- _EXERCISE GOAL_
The line containing "Give me a plain-text" marks the start; return it and every line after it in the listing below, exactly, through the last.

- _RECORD EXTRACTS_
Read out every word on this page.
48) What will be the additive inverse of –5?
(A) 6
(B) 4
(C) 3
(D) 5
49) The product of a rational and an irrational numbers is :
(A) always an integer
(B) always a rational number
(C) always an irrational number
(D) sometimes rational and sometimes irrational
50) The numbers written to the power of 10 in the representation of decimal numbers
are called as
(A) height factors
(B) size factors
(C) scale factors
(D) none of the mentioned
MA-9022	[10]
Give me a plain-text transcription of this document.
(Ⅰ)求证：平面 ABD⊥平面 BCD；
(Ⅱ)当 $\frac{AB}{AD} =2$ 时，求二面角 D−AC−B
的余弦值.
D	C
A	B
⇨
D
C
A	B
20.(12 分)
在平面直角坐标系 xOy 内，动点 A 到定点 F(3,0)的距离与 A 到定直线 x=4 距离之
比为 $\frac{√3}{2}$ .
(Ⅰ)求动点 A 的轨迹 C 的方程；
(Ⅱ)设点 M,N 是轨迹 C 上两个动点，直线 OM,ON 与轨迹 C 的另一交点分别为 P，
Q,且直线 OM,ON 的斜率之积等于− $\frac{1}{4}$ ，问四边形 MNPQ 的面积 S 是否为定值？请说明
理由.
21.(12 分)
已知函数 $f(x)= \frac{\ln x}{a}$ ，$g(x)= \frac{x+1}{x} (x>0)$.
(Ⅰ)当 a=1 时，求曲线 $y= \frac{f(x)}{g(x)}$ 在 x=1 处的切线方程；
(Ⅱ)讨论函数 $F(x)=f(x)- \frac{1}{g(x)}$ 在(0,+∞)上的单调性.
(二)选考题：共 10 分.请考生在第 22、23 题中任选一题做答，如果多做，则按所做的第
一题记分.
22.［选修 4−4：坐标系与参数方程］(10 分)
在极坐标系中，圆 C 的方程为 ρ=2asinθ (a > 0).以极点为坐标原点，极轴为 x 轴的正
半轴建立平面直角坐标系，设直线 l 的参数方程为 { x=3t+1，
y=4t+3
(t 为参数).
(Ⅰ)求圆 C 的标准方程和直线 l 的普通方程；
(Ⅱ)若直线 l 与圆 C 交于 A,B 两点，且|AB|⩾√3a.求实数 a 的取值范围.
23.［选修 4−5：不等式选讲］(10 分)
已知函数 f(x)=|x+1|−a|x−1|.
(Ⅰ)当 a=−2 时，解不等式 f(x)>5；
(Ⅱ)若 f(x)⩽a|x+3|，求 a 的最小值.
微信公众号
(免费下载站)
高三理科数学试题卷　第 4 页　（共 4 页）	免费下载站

- _EXPECTED ANSWER_
Give me a plain-text transcription of this document.
(Ⅰ)求证：平面 ABD⊥平面 BCD；
(Ⅱ)当 $\frac{AB}{AD} =2$ 时，求二面角 D−AC−B
的余弦值.
D	C
A	B
⇨
D
C
A	B
20.(12 分)
在平面直角坐标系 xOy 内，动点 A 到定点 F(3,0)的距离与 A 到定直线 x=4 距离之
比为 $\frac{√3}{2}$ .
(Ⅰ)求动点 A 的轨迹 C 的方程；
(Ⅱ)设点 M,N 是轨迹 C 上两个动点，直线 OM,ON 与轨迹 C 的另一交点分别为 P，
Q,且直线 OM,ON 的斜率之积等于− $\frac{1}{4}$ ，问四边形 MNPQ 的面积 S 是否为定值？请说明
理由.
21.(12 分)
已知函数 $f(x)= \frac{\ln x}{a}$ ，$g(x)= \frac{x+1}{x} (x>0)$.
(Ⅰ)当 a=1 时，求曲线 $y= \frac{f(x)}{g(x)}$ 在 x=1 处的切线方程；
(Ⅱ)讨论函数 $F(x)=f(x)- \frac{1}{g(x)}$ 在(0,+∞)上的单调性.
(二)选考题：共 10 分.请考生在第 22、23 题中任选一题做答，如果多做，则按所做的第
一题记分.
22.［选修 4−4：坐标系与参数方程］(10 分)
在极坐标系中，圆 C 的方程为 ρ=2asinθ (a > 0).以极点为坐标原点，极轴为 x 轴的正
半轴建立平面直角坐标系，设直线 l 的参数方程为 { x=3t+1，
y=4t+3
(t 为参数).
(Ⅰ)求圆 C 的标准方程和直线 l 的普通方程；
(Ⅱ)若直线 l 与圆 C 交于 A,B 两点，且|AB|⩾√3a.求实数 a 的取值范围.
23.［选修 4−5：不等式选讲］(10 分)
已知函数 f(x)=|x+1|−a|x−1|.
(Ⅰ)当 a=−2 时，解不等式 f(x)>5；
(Ⅱ)若 f(x)⩽a|x+3|，求 a 的最小值.
微信公众号
(免费下载站)
高三理科数学试题卷　第 4 页　（共 4 页）	免费下载站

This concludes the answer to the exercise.